▶ **Collected data entries**:
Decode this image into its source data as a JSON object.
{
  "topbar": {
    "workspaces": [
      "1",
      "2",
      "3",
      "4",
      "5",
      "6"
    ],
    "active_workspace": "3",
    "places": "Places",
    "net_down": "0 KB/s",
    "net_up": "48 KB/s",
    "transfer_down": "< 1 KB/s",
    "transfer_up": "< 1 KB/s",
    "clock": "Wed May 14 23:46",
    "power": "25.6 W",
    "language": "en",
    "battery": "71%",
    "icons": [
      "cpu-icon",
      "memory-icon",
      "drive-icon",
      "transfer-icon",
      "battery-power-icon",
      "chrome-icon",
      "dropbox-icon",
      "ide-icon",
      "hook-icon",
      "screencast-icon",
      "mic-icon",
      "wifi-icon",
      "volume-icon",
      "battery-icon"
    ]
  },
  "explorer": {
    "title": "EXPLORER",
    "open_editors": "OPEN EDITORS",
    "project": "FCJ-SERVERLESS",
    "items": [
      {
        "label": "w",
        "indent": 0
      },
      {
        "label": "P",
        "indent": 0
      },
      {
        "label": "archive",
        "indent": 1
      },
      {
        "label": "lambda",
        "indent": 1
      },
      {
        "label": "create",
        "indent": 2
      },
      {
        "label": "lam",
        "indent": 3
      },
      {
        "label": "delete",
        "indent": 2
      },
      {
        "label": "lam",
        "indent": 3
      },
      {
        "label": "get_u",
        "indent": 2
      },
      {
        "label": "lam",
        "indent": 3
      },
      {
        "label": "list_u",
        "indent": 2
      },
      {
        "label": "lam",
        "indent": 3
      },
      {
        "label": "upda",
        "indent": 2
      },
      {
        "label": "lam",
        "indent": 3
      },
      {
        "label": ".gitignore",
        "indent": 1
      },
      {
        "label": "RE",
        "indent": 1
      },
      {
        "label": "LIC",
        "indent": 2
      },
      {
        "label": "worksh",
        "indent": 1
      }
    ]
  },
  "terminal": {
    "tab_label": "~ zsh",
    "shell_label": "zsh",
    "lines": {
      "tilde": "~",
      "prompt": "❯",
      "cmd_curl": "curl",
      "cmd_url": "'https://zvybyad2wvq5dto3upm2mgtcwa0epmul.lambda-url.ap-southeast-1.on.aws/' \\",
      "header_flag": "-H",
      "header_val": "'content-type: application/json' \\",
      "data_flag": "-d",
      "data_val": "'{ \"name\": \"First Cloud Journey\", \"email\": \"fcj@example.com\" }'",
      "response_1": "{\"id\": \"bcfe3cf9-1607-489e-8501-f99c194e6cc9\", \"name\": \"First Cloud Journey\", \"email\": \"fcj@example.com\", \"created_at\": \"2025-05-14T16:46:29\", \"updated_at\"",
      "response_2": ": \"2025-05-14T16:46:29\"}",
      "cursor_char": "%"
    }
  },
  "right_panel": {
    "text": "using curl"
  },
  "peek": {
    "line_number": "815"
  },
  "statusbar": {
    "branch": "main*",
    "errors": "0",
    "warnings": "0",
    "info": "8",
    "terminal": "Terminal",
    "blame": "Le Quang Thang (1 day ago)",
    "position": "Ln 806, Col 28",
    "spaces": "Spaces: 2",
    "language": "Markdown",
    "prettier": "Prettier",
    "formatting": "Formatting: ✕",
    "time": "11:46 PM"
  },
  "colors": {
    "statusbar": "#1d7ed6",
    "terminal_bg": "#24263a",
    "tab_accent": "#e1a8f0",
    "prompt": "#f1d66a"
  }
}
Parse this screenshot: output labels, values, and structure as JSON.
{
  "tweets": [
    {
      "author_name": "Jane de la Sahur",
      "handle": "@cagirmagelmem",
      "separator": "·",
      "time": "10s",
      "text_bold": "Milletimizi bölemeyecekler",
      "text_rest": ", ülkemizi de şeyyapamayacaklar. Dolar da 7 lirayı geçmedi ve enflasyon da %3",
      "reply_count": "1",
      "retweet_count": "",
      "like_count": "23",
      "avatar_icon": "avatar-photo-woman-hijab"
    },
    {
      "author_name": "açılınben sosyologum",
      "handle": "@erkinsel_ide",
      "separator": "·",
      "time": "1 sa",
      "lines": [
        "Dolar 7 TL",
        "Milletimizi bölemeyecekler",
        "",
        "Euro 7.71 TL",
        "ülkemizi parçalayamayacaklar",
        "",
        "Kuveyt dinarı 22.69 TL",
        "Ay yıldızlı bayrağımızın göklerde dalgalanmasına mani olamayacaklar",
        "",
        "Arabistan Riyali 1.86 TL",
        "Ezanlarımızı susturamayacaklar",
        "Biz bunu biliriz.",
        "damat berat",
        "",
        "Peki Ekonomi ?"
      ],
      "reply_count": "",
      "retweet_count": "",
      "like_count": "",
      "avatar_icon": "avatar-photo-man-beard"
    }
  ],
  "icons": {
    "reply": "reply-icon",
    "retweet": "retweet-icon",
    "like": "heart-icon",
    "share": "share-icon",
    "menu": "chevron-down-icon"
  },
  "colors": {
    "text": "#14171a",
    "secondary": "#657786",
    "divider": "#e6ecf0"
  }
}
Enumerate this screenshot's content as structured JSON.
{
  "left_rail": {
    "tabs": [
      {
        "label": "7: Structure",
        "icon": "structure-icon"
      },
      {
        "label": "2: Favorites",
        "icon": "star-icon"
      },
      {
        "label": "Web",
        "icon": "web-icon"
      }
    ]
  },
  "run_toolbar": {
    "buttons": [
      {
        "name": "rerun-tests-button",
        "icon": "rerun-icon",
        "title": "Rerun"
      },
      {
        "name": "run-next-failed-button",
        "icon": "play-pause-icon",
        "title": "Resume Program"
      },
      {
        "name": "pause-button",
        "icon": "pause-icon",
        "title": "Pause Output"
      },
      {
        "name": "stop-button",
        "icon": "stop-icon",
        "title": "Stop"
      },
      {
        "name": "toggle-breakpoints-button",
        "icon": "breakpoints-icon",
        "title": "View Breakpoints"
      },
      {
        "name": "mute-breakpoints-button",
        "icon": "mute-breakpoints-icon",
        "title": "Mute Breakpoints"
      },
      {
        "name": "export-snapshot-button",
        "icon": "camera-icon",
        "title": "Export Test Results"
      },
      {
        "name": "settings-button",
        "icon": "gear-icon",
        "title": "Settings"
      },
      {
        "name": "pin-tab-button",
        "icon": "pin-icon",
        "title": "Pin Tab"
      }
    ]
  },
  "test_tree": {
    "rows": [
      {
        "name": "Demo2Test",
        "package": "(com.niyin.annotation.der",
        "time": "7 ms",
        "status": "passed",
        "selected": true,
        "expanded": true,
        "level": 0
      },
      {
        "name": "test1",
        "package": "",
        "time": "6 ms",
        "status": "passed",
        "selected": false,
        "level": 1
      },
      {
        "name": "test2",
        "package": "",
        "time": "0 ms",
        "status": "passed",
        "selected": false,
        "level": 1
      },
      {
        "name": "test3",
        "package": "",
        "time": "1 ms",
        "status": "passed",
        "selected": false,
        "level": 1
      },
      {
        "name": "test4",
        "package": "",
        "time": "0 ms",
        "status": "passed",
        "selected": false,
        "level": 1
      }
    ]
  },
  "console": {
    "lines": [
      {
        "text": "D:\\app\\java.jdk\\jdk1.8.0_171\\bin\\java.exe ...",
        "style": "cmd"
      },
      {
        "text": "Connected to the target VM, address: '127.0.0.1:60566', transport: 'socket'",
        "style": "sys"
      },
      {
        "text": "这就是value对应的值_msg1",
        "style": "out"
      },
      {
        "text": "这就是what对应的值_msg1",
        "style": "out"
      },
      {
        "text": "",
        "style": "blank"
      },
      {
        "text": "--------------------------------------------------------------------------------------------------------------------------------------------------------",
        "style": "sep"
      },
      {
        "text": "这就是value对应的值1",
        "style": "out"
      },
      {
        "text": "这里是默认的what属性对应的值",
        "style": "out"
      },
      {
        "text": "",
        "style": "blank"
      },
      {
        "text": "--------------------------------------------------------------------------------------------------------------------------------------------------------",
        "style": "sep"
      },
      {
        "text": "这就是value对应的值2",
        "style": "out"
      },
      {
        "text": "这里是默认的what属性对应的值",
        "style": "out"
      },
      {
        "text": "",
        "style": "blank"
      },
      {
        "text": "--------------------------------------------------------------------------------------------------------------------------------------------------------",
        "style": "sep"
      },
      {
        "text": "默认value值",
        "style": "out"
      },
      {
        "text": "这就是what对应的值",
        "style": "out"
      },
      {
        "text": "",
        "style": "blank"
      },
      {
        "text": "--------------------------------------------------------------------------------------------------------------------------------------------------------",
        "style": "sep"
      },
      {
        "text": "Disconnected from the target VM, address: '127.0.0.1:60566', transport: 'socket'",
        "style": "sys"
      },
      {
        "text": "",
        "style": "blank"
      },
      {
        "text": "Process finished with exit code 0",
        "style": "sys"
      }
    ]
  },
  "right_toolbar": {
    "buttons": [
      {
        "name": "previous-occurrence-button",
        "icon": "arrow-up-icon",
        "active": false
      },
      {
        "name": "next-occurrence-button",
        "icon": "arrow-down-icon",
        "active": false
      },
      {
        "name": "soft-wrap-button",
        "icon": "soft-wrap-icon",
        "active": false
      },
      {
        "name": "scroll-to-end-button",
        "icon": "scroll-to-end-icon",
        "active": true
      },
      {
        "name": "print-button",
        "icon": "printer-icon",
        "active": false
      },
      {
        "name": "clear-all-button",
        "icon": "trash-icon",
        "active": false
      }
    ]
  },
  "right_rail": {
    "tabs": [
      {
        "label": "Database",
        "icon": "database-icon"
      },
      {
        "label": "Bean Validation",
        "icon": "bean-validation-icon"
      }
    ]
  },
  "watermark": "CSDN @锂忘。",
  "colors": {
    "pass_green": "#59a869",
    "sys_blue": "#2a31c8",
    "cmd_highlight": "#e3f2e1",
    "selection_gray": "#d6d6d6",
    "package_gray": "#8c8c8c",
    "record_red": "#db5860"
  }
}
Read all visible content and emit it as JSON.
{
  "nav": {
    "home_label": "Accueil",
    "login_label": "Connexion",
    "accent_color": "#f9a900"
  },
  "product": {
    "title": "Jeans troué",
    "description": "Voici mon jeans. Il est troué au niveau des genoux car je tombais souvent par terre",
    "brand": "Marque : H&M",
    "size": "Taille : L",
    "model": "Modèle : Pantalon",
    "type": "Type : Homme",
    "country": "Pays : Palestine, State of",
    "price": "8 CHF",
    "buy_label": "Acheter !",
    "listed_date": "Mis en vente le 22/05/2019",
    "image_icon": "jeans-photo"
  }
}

▶ **What to produce**: Find the string "title" in the entries above and return each line that holds it.

▶ **Answer for the task**:
    "title": "EXPLORER",
        "title": "Rerun"
        "title": "Resume Program"
        "title": "Pause Output"
        "title": "Stop"
        "title": "View Breakpoints"
        "title": "Mute Breakpoints"
        "title": "Export Test Results"
        "title": "Settings"
        "title": "Pin Tab"
    "title": "Jeans troué",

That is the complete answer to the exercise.